Excerpts from a dataset

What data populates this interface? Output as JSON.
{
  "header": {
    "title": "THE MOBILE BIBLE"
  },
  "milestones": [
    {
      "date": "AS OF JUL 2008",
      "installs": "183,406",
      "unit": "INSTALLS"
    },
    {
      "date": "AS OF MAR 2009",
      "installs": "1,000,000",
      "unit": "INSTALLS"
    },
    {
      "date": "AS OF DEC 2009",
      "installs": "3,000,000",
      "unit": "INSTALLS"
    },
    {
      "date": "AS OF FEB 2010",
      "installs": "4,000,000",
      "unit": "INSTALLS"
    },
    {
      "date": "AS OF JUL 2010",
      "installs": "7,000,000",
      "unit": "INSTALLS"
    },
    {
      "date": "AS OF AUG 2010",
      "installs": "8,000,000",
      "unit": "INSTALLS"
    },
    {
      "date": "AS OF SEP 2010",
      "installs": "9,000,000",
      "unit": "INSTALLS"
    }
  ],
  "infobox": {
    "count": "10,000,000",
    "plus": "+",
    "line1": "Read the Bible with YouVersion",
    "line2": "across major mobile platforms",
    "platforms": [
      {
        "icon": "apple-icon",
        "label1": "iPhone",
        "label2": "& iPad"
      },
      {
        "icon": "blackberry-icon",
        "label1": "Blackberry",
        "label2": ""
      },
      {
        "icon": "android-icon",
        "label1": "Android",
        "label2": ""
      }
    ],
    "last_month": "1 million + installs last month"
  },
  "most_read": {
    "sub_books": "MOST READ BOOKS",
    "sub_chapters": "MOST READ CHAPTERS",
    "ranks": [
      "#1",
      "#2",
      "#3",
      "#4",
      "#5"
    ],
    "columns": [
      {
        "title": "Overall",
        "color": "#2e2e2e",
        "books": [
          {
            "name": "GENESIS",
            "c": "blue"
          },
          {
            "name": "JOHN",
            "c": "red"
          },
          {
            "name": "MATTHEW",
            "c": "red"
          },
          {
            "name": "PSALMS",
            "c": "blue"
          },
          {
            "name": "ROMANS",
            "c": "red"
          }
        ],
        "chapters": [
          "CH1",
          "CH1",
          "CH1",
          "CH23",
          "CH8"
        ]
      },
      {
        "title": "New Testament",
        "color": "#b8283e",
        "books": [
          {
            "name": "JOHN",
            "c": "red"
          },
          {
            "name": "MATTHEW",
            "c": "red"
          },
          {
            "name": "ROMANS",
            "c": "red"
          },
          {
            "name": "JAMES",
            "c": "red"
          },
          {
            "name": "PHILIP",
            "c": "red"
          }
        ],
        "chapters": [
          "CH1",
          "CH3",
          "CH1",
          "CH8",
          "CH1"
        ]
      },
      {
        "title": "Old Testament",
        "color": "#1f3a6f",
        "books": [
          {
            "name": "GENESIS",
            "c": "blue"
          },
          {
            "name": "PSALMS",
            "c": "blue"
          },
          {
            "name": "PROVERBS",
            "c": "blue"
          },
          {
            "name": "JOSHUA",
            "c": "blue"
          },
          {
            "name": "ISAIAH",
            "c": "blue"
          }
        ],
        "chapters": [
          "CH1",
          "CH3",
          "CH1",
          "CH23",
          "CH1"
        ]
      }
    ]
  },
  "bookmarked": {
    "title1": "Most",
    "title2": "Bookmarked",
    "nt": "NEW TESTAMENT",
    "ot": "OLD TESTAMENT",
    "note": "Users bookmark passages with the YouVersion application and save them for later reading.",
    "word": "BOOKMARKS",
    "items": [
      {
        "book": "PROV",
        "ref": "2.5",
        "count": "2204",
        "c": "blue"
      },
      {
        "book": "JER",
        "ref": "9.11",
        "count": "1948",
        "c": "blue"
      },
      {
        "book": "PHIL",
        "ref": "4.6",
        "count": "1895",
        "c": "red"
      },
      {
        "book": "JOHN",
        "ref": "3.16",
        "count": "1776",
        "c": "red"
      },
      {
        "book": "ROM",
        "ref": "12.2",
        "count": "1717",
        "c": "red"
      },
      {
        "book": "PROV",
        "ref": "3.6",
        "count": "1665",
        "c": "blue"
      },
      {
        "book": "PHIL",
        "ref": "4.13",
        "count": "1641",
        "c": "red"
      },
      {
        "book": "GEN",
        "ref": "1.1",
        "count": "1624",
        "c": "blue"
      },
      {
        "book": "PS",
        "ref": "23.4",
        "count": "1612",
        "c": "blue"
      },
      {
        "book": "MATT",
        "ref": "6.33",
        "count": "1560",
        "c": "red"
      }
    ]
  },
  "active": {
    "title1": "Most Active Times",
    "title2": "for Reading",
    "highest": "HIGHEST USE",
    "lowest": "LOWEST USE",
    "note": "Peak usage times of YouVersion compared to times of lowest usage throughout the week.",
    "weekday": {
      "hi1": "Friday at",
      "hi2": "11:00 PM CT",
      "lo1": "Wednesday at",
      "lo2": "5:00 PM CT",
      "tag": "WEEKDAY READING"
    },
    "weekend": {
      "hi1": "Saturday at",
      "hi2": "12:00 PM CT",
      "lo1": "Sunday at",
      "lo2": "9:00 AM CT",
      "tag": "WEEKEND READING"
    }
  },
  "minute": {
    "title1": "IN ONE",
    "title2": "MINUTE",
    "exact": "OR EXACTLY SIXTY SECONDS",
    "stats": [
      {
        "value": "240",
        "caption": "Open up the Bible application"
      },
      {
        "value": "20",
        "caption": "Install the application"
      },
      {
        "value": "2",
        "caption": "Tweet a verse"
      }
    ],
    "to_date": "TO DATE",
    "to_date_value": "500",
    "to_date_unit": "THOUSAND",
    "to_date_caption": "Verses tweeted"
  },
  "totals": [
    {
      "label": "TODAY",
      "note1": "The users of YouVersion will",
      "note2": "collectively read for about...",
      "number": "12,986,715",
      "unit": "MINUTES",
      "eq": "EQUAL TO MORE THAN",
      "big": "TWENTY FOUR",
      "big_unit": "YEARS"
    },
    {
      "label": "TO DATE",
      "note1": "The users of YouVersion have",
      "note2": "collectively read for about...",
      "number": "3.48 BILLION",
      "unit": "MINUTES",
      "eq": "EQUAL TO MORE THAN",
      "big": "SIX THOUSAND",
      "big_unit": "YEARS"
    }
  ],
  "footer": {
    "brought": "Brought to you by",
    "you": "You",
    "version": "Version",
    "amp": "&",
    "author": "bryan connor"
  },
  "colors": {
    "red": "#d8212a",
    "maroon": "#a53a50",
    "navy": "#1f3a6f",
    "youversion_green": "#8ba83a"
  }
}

Activity -
Reproduce all records exactly, without omissions.

Reply to the exercise -
What data populates this interface? Output as JSON.
{
  "header": {
    "title": "THE MOBILE BIBLE"
  },
  "milestones": [
    {
      "date": "AS OF JUL 2008",
      "installs": "183,406",
      "unit": "INSTALLS"
    },
    {
      "date": "AS OF MAR 2009",
      "installs": "1,000,000",
      "unit": "INSTALLS"
    },
    {
      "date": "AS OF DEC 2009",
      "installs": "3,000,000",
      "unit": "INSTALLS"
    },
    {
      "date": "AS OF FEB 2010",
      "installs": "4,000,000",
      "unit": "INSTALLS"
    },
    {
      "date": "AS OF JUL 2010",
      "installs": "7,000,000",
      "unit": "INSTALLS"
    },
    {
      "date": "AS OF AUG 2010",
      "installs": "8,000,000",
      "unit": "INSTALLS"
    },
    {
      "date": "AS OF SEP 2010",
      "installs": "9,000,000",
      "unit": "INSTALLS"
    }
  ],
  "infobox": {
    "count": "10,000,000",
    "plus": "+",
    "line1": "Read the Bible with YouVersion",
    "line2": "across major mobile platforms",
    "platforms": [
      {
        "icon": "apple-icon",
        "label1": "iPhone",
        "label2": "& iPad"
      },
      {
        "icon": "blackberry-icon",
        "label1": "Blackberry",
        "label2": ""
      },
      {
        "icon": "android-icon",
        "label1": "Android",
        "label2": ""
      }
    ],
    "last_month": "1 million + installs last month"
  },
  "most_read": {
    "sub_books": "MOST READ BOOKS",
    "sub_chapters": "MOST READ CHAPTERS",
    "ranks": [
      "#1",
      "#2",
      "#3",
      "#4",
      "#5"
    ],
    "columns": [
      {
        "title": "Overall",
        "color": "#2e2e2e",
        "books": [
          {
            "name": "GENESIS",
            "c": "blue"
          },
          {
            "name": "JOHN",
            "c": "red"
          },
          {
            "name": "MATTHEW",
            "c": "red"
          },
          {
            "name": "PSALMS",
            "c": "blue"
          },
          {
            "name": "ROMANS",
            "c": "red"
          }
        ],
        "chapters": [
          "CH1",
          "CH1",
          "CH1",
          "CH23",
          "CH8"
        ]
      },
      {
        "title": "New Testament",
        "color": "#b8283e",
        "books": [
          {
            "name": "JOHN",
            "c": "red"
          },
          {
            "name": "MATTHEW",
            "c": "red"
          },
          {
            "name": "ROMANS",
            "c": "red"
          },
          {
            "name": "JAMES",
            "c": "red"
          },
          {
            "name": "PHILIP",
            "c": "red"
          }
        ],
        "chapters": [
          "CH1",
          "CH3",
          "CH1",
          "CH8",
          "CH1"
        ]
      },
      {
        "title": "Old Testament",
        "color": "#1f3a6f",
        "books": [
          {
            "name": "GENESIS",
            "c": "blue"
          },
          {
            "name": "PSALMS",
            "c": "blue"
          },
          {
            "name": "PROVERBS",
            "c": "blue"
          },
          {
            "name": "JOSHUA",
            "c": "blue"
          },
          {
            "name": "ISAIAH",
            "c": "blue"
          }
        ],
        "chapters": [
          "CH1",
          "CH3",
          "CH1",
          "CH23",
          "CH1"
        ]
      }
    ]
  },
  "bookmarked": {
    "title1": "Most",
    "title2": "Bookmarked",
    "nt": "NEW TESTAMENT",
    "ot": "OLD TESTAMENT",
    "note": "Users bookmark passages with the YouVersion application and save them for later reading.",
    "word": "BOOKMARKS",
    "items": [
      {
        "book": "PROV",
        "ref": "2.5",
        "count": "2204",
        "c": "blue"
      },
      {
        "book": "JER",
        "ref": "9.11",
        "count": "1948",
        "c": "blue"
      },
      {
        "book": "PHIL",
        "ref": "4.6",
        "count": "1895",
        "c": "red"
      },
      {
        "book": "JOHN",
        "ref": "3.16",
        "count": "1776",
        "c": "red"
      },
      {
        "book": "ROM",
        "ref": "12.2",
        "count": "1717",
        "c": "red"
      },
      {
        "book": "PROV",
        "ref": "3.6",
        "count": "1665",
        "c": "blue"
      },
      {
        "book": "PHIL",
        "ref": "4.13",
        "count": "1641",
        "c": "red"
      },
      {
        "book": "GEN",
        "ref": "1.1",
        "count": "1624",
        "c": "blue"
      },
      {
        "book": "PS",
        "ref": "23.4",
        "count": "1612",
        "c": "blue"
      },
      {
        "book": "MATT",
        "ref": "6.33",
        "count": "1560",
        "c": "red"
      }
    ]
  },
  "active": {
    "title1": "Most Active Times",
    "title2": "for Reading",
    "highest": "HIGHEST USE",
    "lowest": "LOWEST USE",
    "note": "Peak usage times of YouVersion compared to times of lowest usage throughout the week.",
    "weekday": {
      "hi1": "Friday at",
      "hi2": "11:00 PM CT",
      "lo1": "Wednesday at",
      "lo2": "5:00 PM CT",
      "tag": "WEEKDAY READING"
    },
    "weekend": {
      "hi1": "Saturday at",
      "hi2": "12:00 PM CT",
      "lo1": "Sunday at",
      "lo2": "9:00 AM CT",
      "tag": "WEEKEND READING"
    }
  },
  "minute": {
    "title1": "IN ONE",
    "title2": "MINUTE",
    "exact": "OR EXACTLY SIXTY SECONDS",
    "stats": [
      {
        "value": "240",
        "caption": "Open up the Bible application"
      },
      {
        "value": "20",
        "caption": "Install the application"
      },
      {
        "value": "2",
        "caption": "Tweet a verse"
      }
    ],
    "to_date": "TO DATE",
    "to_date_value": "500",
    "to_date_unit": "THOUSAND",
    "to_date_caption": "Verses tweeted"
  },
  "totals": [
    {
      "label": "TODAY",
      "note1": "The users of YouVersion will",
      "note2": "collectively read for about...",
      "number": "12,986,715",
      "unit": "MINUTES",
      "eq": "EQUAL TO MORE THAN",
      "big": "TWENTY FOUR",
      "big_unit": "YEARS"
    },
    {
      "label": "TO DATE",
      "note1": "The users of YouVersion have",
      "note2": "collectively read for about...",
      "number": "3.48 BILLION",
      "unit": "MINUTES",
      "eq": "EQUAL TO MORE THAN",
      "big": "SIX THOUSAND",
      "big_unit": "YEARS"
    }
  ],
  "footer": {
    "brought": "Brought to you by",
    "you": "You",
    "version": "Version",
    "amp": "&",
    "author": "bryan connor"
  },
  "colors": {
    "red": "#d8212a",
    "maroon": "#a53a50",
    "navy": "#1f3a6f",
    "youversion_green": "#8ba83a"
  }
}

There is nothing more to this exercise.